* Input material
## Start

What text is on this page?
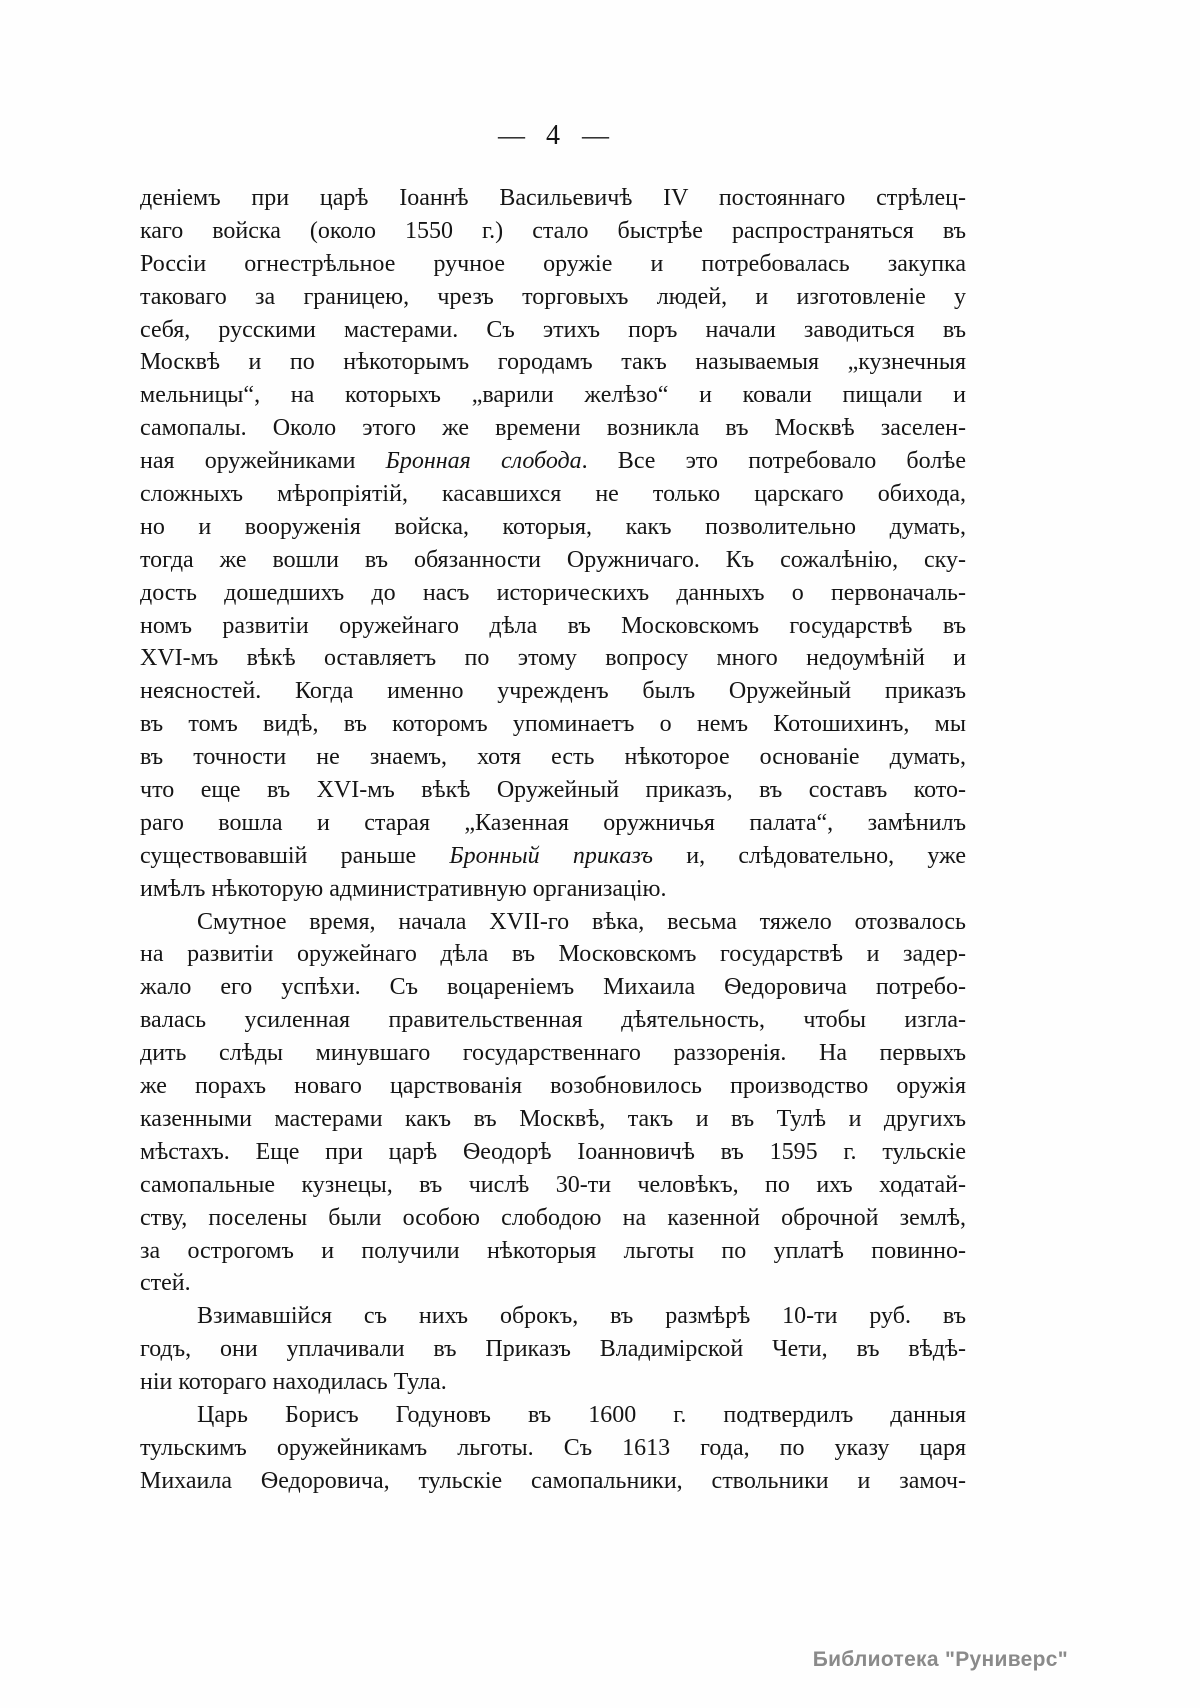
— 4 —
деніемъ при царѣ Іоаннѣ Васильевичѣ IV постояннаго стрѣлец-
каго войска (около 1550 г.) стало быстрѣе распространяться въ
Россіи огнестрѣльное ручное оружіе и потребовалась закупка
таковаго за границею, чрезъ торговыхъ людей, и изготовленіе у
себя, русскими мастерами. Съ этихъ поръ начали заводиться въ
Москвѣ и по нѣкоторымъ городамъ такъ называемыя „кузнечныя
мельницы“, на которыхъ „варили желѣзо“ и ковали пищали и
самопалы. Около этого же времени возникла въ Москвѣ заселен-
ная оружейниками Бронная слобода. Все это потребовало болѣе
сложныхъ мѣропріятій, касавшихся не только царскаго обихода,
но и вооруженія войска, которыя, какъ позволительно думать,
тогда же вошли въ обязанности Оружничаго. Къ сожалѣнію, ску-
дость дошедшихъ до насъ историческихъ данныхъ о первоначаль-
номъ развитіи оружейнаго дѣла въ Московскомъ государствѣ въ
XVI-мъ вѣкѣ оставляетъ по этому вопросу много недоумѣній и
неясностей. Когда именно учрежденъ былъ Оружейный приказъ
въ томъ видѣ, въ которомъ упоминаетъ о немъ Котошихинъ, мы
въ точности не знаемъ, хотя есть нѣкоторое основаніе думать,
что еще въ XVI-мъ вѣкѣ Оружейный приказъ, въ составъ кото-
раго вошла и старая „Казенная оружничья палата“, замѣнилъ
существовавшій раньше Бронный приказъ и, слѣдовательно, уже
имѣлъ нѣкоторую административную организацію.
Смутное время, начала XVII-го вѣка, весьма тяжело отозвалось
на развитіи оружейнаго дѣла въ Московскомъ государствѣ и задер-
жало его успѣхи. Съ воцареніемъ Михаила Ѳедоровича потребо-
валась усиленная правительственная дѣятельность, чтобы изгла-
дить слѣды минувшаго государственнаго раззоренія. На первыхъ
же порахъ новаго царствованія возобновилось производство оружія
казенными мастерами какъ въ Москвѣ, такъ и въ Тулѣ и другихъ
мѣстахъ. Еще при царѣ Ѳеодорѣ Іоанновичѣ въ 1595 г. тульскіе
самопальные кузнецы, въ числѣ 30-ти человѣкъ, по ихъ ходатай-
ству, поселены были особою слободою на казенной оброчной землѣ,
за острогомъ и получили нѣкоторыя льготы по уплатѣ повинно-
стей.
Взимавшійся съ нихъ оброкъ, въ размѣрѣ 10-ти руб. въ
годъ, они уплачивали въ Приказъ Владимірской Чети, въ вѣдѣ-
ніи котораго находилась Тула.
Царь Борисъ Годуновъ въ 1600 г. подтвердилъ данныя
тульскимъ оружейникамъ льготы. Съ 1613 года, по указу царя
Михаила Ѳедоровича, тульскіе самопальники, ствольники и замоч-
Библиотека "Руниверс"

## End

* Exercise goal
Check every line of the data above for the string "дѣла", and copy those that have it.

* Solution for this problem
номъ развитіи оружейнаго дѣла въ Московскомъ государствѣ въ
на развитіи оружейнаго дѣла въ Московскомъ государствѣ и задер-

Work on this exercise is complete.